▶ SET PROBLEM: Give the data again, word for word.

Rows from a dataset:

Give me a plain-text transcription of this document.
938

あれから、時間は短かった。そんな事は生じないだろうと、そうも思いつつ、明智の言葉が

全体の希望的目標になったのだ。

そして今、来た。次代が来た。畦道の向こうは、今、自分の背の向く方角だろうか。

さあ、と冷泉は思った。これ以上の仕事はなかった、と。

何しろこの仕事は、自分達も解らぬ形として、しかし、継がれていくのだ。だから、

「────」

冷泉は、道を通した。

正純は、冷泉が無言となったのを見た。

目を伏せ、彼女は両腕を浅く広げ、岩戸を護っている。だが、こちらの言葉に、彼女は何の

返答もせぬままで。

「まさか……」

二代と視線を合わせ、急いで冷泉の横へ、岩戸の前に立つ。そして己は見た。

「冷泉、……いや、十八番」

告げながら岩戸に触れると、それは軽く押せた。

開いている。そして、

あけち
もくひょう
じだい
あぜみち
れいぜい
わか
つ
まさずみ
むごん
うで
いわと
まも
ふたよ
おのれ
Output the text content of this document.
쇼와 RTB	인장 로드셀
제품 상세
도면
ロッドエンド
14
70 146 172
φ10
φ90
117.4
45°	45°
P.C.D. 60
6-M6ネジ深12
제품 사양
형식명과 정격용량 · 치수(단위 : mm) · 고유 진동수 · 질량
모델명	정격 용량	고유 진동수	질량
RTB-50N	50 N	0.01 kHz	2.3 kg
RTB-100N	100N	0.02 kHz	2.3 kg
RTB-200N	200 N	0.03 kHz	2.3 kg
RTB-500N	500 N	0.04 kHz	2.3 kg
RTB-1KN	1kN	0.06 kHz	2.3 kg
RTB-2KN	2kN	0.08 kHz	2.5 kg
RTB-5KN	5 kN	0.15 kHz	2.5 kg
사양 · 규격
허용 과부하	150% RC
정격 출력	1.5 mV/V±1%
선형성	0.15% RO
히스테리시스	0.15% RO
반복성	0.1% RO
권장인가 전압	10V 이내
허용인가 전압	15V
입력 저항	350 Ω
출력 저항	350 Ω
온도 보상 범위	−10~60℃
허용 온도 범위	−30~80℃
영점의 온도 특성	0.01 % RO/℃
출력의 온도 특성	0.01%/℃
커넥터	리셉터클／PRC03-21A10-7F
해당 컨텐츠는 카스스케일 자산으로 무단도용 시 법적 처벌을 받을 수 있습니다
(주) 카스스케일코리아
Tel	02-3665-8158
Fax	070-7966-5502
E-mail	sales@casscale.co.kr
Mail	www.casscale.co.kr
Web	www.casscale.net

▶ RESPONSE TO THE EXERCISE:
Give me a plain-text transcription of this document.
938

あれから、時間は短かった。そんな事は生じないだろうと、そうも思いつつ、明智の言葉が

全体の希望的目標になったのだ。

そして今、来た。次代が来た。畦道の向こうは、今、自分の背の向く方角だろうか。

さあ、と冷泉は思った。これ以上の仕事はなかった、と。

何しろこの仕事は、自分達も解らぬ形として、しかし、継がれていくのだ。だから、

「────」

冷泉は、道を通した。

正純は、冷泉が無言となったのを見た。

目を伏せ、彼女は両腕を浅く広げ、岩戸を護っている。だが、こちらの言葉に、彼女は何の

返答もせぬままで。

「まさか……」

二代と視線を合わせ、急いで冷泉の横へ、岩戸の前に立つ。そして己は見た。

「冷泉、……いや、十八番」

告げながら岩戸に触れると、それは軽く押せた。

開いている。そして、

あけち
もくひょう
じだい
あぜみち
れいぜい
わか
つ
まさずみ
むごん
うで
いわと
まも
ふたよ
おのれ
Output the text content of this document.
쇼와 RTB	인장 로드셀
제품 상세
도면
ロッドエンド
14
70 146 172
φ10
φ90
117.4
45°	45°
P.C.D. 60
6-M6ネジ深12
제품 사양
형식명과 정격용량 · 치수(단위 : mm) · 고유 진동수 · 질량
모델명	정격 용량	고유 진동수	질량
RTB-50N	50 N	0.01 kHz	2.3 kg
RTB-100N	100N	0.02 kHz	2.3 kg
RTB-200N	200 N	0.03 kHz	2.3 kg
RTB-500N	500 N	0.04 kHz	2.3 kg
RTB-1KN	1kN	0.06 kHz	2.3 kg
RTB-2KN	2kN	0.08 kHz	2.5 kg
RTB-5KN	5 kN	0.15 kHz	2.5 kg
사양 · 규격
허용 과부하	150% RC
정격 출력	1.5 mV/V±1%
선형성	0.15% RO
히스테리시스	0.15% RO
반복성	0.1% RO
권장인가 전압	10V 이내
허용인가 전압	15V
입력 저항	350 Ω
출력 저항	350 Ω
온도 보상 범위	−10~60℃
허용 온도 범위	−30~80℃
영점의 온도 특성	0.01 % RO/℃
출력의 온도 특성	0.01%/℃
커넥터	리셉터클／PRC03-21A10-7F
해당 컨텐츠는 카스스케일 자산으로 무단도용 시 법적 처벌을 받을 수 있습니다
(주) 카스스케일코리아
Tel	02-3665-8158
Fax	070-7966-5502
E-mail	sales@casscale.co.kr
Mail	www.casscale.co.kr
Web	www.casscale.net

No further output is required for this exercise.